[RECORDS SUPPLIED start]

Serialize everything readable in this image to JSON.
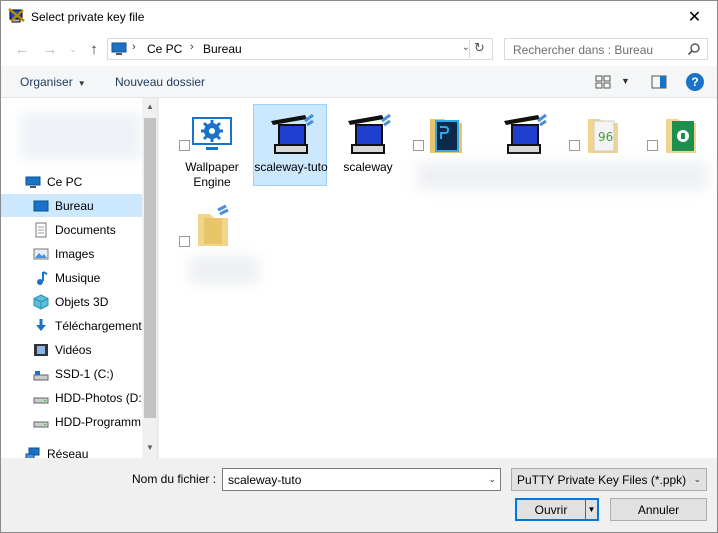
{
  "title": "Select private key file",
  "address": {
    "segments": [
      "Ce PC",
      "Bureau"
    ]
  },
  "search": {
    "placeholder": "Rechercher dans : Bureau"
  },
  "toolbar": {
    "organize": "Organiser",
    "new_folder": "Nouveau dossier",
    "help": "?"
  },
  "sidebar": {
    "items": [
      {
        "label": "Ce PC",
        "icon": "computer-icon"
      },
      {
        "label": "Bureau",
        "icon": "desktop-icon",
        "selected": true
      },
      {
        "label": "Documents",
        "icon": "documents-icon"
      },
      {
        "label": "Images",
        "icon": "images-icon"
      },
      {
        "label": "Musique",
        "icon": "music-icon"
      },
      {
        "label": "Objets 3D",
        "icon": "objects-3d-icon"
      },
      {
        "label": "Téléchargements",
        "icon": "downloads-icon"
      },
      {
        "label": "Vidéos",
        "icon": "videos-icon"
      },
      {
        "label": "SSD-1 (C:)",
        "icon": "drive-icon"
      },
      {
        "label": "HDD-Photos (D:",
        "icon": "drive-icon"
      },
      {
        "label": "HDD-Programm",
        "icon": "drive-icon"
      },
      {
        "label": "Réseau",
        "icon": "network-icon"
      }
    ]
  },
  "files": [
    {
      "label": "Wallpaper Engine",
      "icon": "gear-monitor-icon",
      "shortcut": true
    },
    {
      "label": "scaleway-tuto",
      "icon": "putty-key-icon",
      "selected": true
    },
    {
      "label": "scaleway",
      "icon": "putty-key-icon"
    },
    {
      "label": "",
      "icon": "photoshop-folder-icon",
      "shortcut": true
    },
    {
      "label": "",
      "icon": "putty-key-icon"
    },
    {
      "label": "",
      "icon": "folder-file-icon",
      "shortcut": true
    },
    {
      "label": "",
      "icon": "green-file-icon",
      "shortcut": true
    },
    {
      "label": "",
      "icon": "folder-icon",
      "shortcut": true
    }
  ],
  "bottom": {
    "filename_label": "Nom du fichier :",
    "filename_value": "scaleway-tuto",
    "filter": "PuTTY Private Key Files (*.ppk)",
    "open": "Ouvrir",
    "cancel": "Annuler"
  },
  "colors": {
    "selection": "#cce8ff",
    "accent": "#0078d7"
  }
}
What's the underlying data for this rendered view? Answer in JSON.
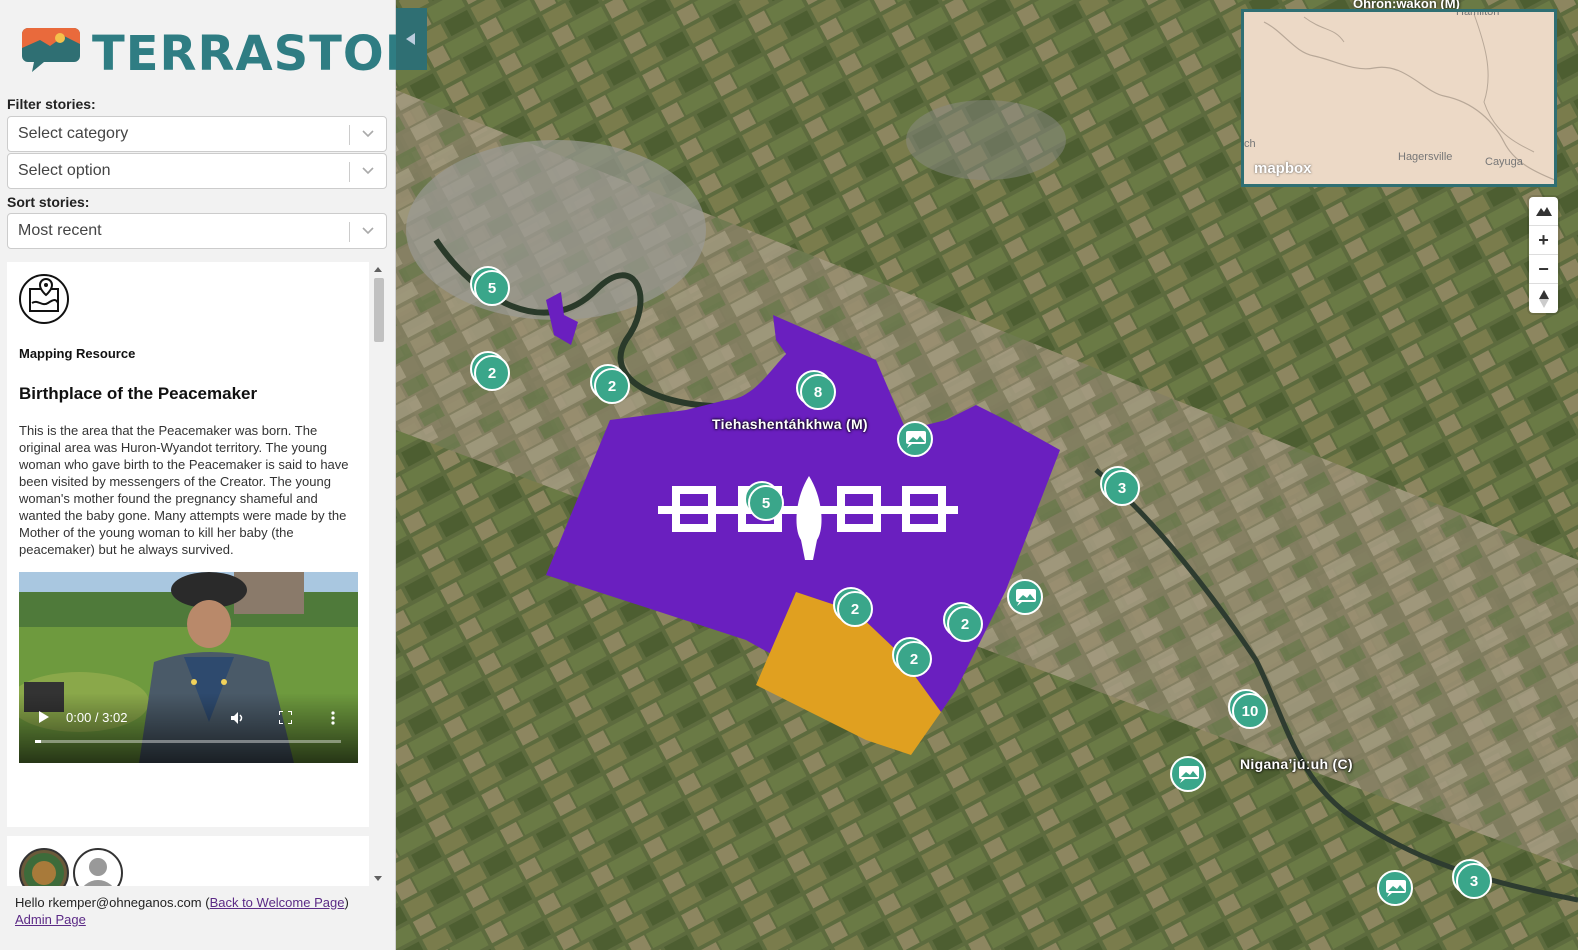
{
  "app": {
    "name": "TERRASTORIES"
  },
  "filters": {
    "filter_label": "Filter stories:",
    "category_placeholder": "Select category",
    "option_placeholder": "Select option",
    "sort_label": "Sort stories:",
    "sort_value": "Most recent"
  },
  "stories": [
    {
      "icon": "mapping-resource-icon",
      "category": "Mapping Resource",
      "title": "Birthplace of the Peacemaker",
      "description": "This is the area that the Peacemaker was born. The original area was Huron-Wyandot territory. The young woman who gave birth to the Peacemaker is said to have been visited by messengers of the Creator. The young woman's mother found the pregnancy shameful and wanted the baby gone. Many attempts were made by the Mother of the young woman to kill her baby (the peacemaker) but he always survived.",
      "video": {
        "time": "0:00 / 3:02",
        "progress": 0.02
      }
    }
  ],
  "footer": {
    "greeting": "Hello rkemper@ohneganos.com (",
    "back_link": "Back to Welcome Page",
    "close_paren": ")",
    "admin_link": "Admin Page"
  },
  "map": {
    "place_labels": [
      "Tiehashentáhkhwa (M)",
      "Niganaʼjúːuh (C)",
      "Ohron:wakon (M)"
    ],
    "clusters": [
      "5",
      "2",
      "2",
      "8",
      "5",
      "3",
      "2",
      "2",
      "2",
      "10",
      "3"
    ],
    "minimap": {
      "labels": [
        "Hamilton",
        "Hagersville",
        "Cayuga",
        "ch"
      ],
      "attribution": "mapbox"
    },
    "controls": [
      "compass",
      "+",
      "−",
      "north"
    ],
    "colors": {
      "territory_purple": "#6a1fbf",
      "territory_orange": "#e0a020",
      "marker_green": "#3aa68a",
      "panel_teal": "#2f6f73"
    }
  }
}
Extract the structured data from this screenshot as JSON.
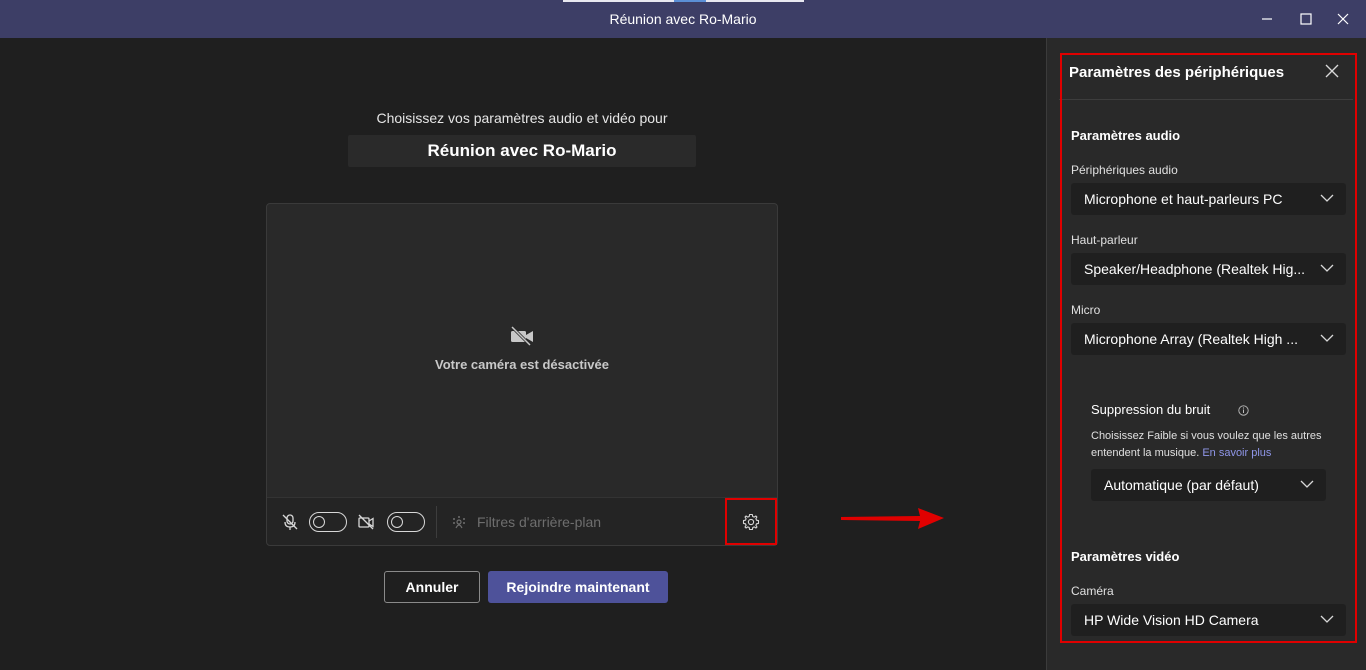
{
  "window": {
    "title": "Réunion avec Ro-Mario"
  },
  "main": {
    "prompt": "Choisissez vos paramètres audio et vidéo pour",
    "meeting_name": "Réunion avec Ro-Mario",
    "camera_off_message": "Votre caméra est désactivée",
    "background_filters_label": "Filtres d'arrière-plan",
    "mic_enabled": false,
    "camera_enabled": false,
    "cancel_label": "Annuler",
    "join_label": "Rejoindre maintenant"
  },
  "panel": {
    "title": "Paramètres des périphériques",
    "audio_section": "Paramètres audio",
    "audio_devices_label": "Périphériques audio",
    "audio_devices_value": "Microphone et haut-parleurs PC",
    "speaker_label": "Haut-parleur",
    "speaker_value": "Speaker/Headphone (Realtek Hig...",
    "mic_label": "Micro",
    "mic_value": "Microphone Array (Realtek High ...",
    "noise_title": "Suppression du bruit",
    "noise_desc": "Choisissez Faible si vous voulez que les autres entendent la musique.",
    "noise_link": "En savoir plus",
    "noise_value": "Automatique (par défaut)",
    "video_section": "Paramètres vidéo",
    "camera_label": "Caméra",
    "camera_value": "HP Wide Vision HD Camera"
  },
  "colors": {
    "titlebar": "#3d3e66",
    "accent": "#4e529a",
    "highlight": "#e00000",
    "link": "#8f96e8"
  }
}
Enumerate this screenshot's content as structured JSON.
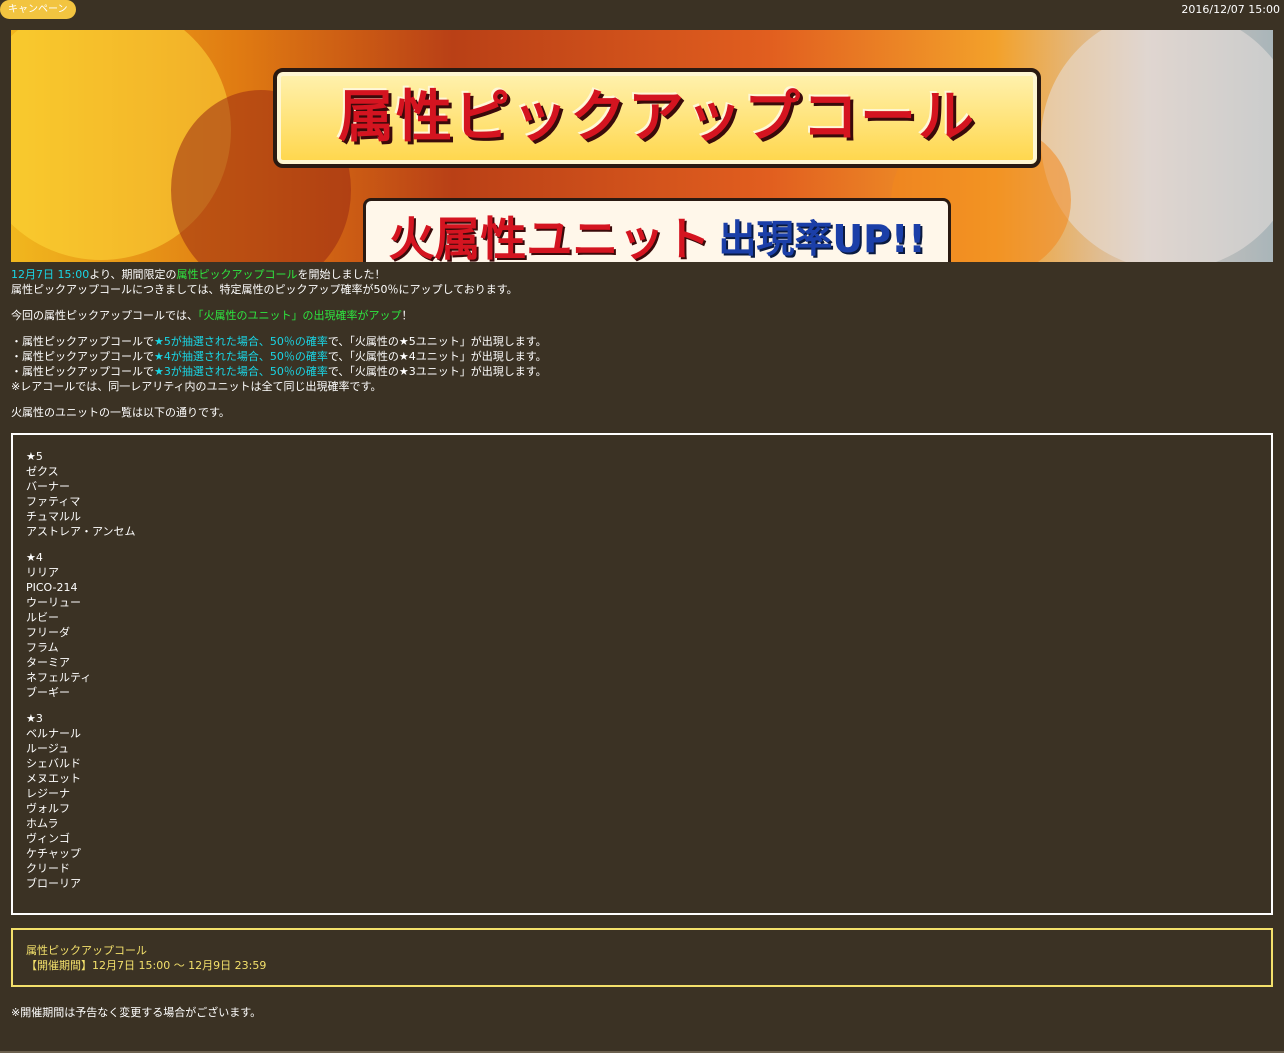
{
  "header": {
    "badge": "キャンペーン",
    "date": "2016/12/07 15:00"
  },
  "banner": {
    "title": "属性ピックアップコール",
    "sub_red": "火属性ユニット",
    "sub_blue": "出現率UP!!"
  },
  "intro": {
    "line1_date": "12月7日 15:00",
    "line1_a": "より、期間限定の",
    "line1_link": "属性ピックアップコール",
    "line1_b": "を開始しました！",
    "line2": "属性ピックアップコールにつきましては、特定属性のピックアップ確率が50％にアップしております。",
    "line3_a": "今回の属性ピックアップコールでは、",
    "line3_highlight": "「火属性のユニット」の出現確率がアップ",
    "line3_b": "！"
  },
  "rates": [
    {
      "prefix": "・属性ピックアップコールで",
      "highlight": "★5が抽選された場合、50％の確率",
      "suffix": "で、「火属性の★5ユニット」が出現します。"
    },
    {
      "prefix": "・属性ピックアップコールで",
      "highlight": "★4が抽選された場合、50％の確率",
      "suffix": "で、「火属性の★4ユニット」が出現します。"
    },
    {
      "prefix": "・属性ピックアップコールで",
      "highlight": "★3が抽選された場合、50％の確率",
      "suffix": "で、「火属性の★3ユニット」が出現します。"
    }
  ],
  "rates_note": "※レアコールでは、同一レアリティ内のユニットは全て同じ出現確率です。",
  "list_intro": "火属性のユニットの一覧は以下の通りです。",
  "unit_groups": [
    {
      "rarity": "★5",
      "units": [
        "ゼクス",
        "バーナー",
        "ファティマ",
        "チュマルル",
        "アストレア・アンセム"
      ]
    },
    {
      "rarity": "★4",
      "units": [
        "リリア",
        "PICO-214",
        "ウーリュー",
        "ルビー",
        "フリーダ",
        "フラム",
        "ターミア",
        "ネフェルティ",
        "ブーギー"
      ]
    },
    {
      "rarity": "★3",
      "units": [
        "ベルナール",
        "ルージュ",
        "シェバルド",
        "メヌエット",
        "レジーナ",
        "ヴォルフ",
        "ホムラ",
        "ヴィンゴ",
        "ケチャップ",
        "クリード",
        "ブローリア"
      ]
    }
  ],
  "period_box": {
    "title": "属性ピックアップコール",
    "period": "【開催期間】12月7日 15:00 ～ 12月9日 23:59"
  },
  "footer_note": "※開催期間は予告なく変更する場合がございます。",
  "colors": {
    "background": "#3b3224",
    "badge": "#f2c440",
    "cyan": "#19d6e6",
    "green": "#2ee63f",
    "period_border": "#f3e06b"
  }
}
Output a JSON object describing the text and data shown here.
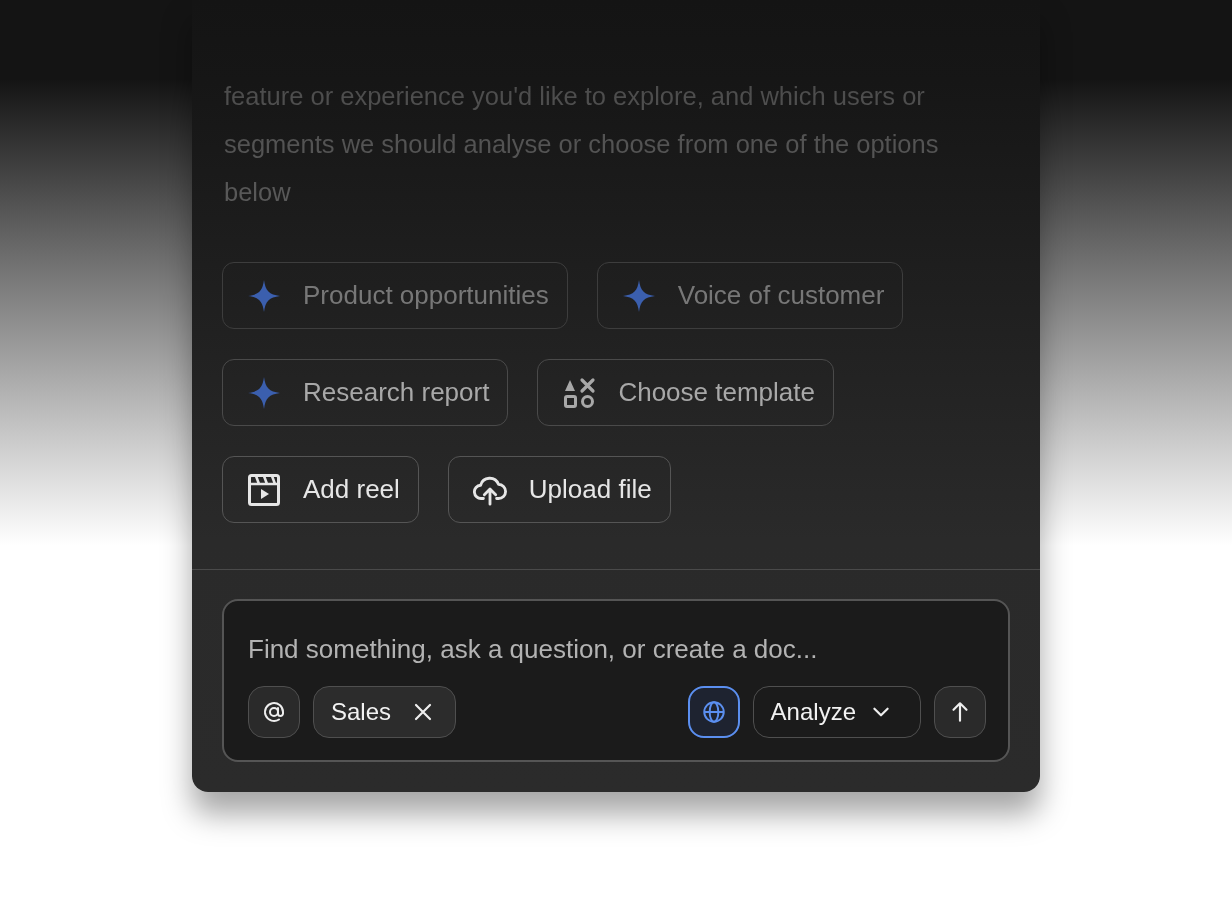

[RECORDS SUPPLIED end]

Show every line from the entries above in which the word "tuto" appears.

[COMPLETE ANSWER]
      "label": "scaleway-tuto",
    "filename_value": "scaleway-tuto",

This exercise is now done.